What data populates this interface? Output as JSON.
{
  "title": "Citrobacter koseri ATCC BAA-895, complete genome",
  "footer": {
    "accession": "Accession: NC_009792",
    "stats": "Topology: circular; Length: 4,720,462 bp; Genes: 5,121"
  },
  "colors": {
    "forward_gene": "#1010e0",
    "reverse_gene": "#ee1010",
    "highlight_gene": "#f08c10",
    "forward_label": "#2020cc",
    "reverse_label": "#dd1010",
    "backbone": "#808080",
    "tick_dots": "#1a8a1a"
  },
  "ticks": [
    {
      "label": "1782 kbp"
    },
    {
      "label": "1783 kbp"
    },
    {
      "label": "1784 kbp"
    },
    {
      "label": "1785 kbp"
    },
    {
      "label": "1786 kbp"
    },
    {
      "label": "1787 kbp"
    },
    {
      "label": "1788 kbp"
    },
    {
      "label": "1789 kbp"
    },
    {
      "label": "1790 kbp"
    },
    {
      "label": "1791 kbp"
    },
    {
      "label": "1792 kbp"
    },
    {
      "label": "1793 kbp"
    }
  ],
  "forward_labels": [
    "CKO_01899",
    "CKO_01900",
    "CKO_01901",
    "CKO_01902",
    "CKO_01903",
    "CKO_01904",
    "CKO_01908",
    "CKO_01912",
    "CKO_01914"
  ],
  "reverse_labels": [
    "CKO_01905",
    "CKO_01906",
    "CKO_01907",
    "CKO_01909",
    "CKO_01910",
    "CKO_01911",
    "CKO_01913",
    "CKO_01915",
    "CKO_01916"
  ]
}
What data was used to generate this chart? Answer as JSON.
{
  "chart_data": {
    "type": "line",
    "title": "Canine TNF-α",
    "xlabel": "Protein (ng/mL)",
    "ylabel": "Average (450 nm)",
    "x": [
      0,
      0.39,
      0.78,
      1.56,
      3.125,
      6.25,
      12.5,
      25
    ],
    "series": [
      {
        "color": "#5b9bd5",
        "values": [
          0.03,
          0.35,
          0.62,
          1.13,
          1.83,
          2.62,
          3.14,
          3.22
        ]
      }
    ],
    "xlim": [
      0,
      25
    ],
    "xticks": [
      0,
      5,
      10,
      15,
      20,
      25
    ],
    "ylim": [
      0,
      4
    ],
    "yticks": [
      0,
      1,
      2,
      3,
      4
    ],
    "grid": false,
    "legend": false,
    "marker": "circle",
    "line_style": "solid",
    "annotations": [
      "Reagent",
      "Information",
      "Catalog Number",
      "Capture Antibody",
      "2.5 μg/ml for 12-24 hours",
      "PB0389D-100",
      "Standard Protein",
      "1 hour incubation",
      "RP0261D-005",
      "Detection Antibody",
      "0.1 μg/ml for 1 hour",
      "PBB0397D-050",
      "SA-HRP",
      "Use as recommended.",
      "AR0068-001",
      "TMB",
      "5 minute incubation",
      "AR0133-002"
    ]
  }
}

■ ■ ■ ■ ■

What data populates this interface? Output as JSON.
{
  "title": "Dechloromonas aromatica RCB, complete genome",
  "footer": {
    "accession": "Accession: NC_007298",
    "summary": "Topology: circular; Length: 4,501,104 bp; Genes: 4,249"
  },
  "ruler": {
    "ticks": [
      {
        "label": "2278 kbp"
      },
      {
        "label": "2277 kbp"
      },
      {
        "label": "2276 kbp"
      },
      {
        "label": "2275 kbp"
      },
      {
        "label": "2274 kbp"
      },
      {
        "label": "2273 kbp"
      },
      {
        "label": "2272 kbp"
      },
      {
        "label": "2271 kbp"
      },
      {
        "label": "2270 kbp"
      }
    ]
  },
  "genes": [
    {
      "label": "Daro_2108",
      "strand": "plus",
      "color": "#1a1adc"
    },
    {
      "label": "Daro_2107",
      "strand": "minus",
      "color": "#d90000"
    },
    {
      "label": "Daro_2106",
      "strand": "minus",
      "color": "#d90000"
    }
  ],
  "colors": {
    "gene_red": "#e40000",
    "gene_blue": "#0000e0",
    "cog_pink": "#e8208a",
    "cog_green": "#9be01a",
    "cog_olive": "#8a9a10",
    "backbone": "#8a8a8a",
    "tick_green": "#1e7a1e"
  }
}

■ ■ ■ ■ ■

WHAT YOU SHOULD DO - Go through the records above and report how many lines contain "Protein". Write the number only.

YOUR SOLUTION - 2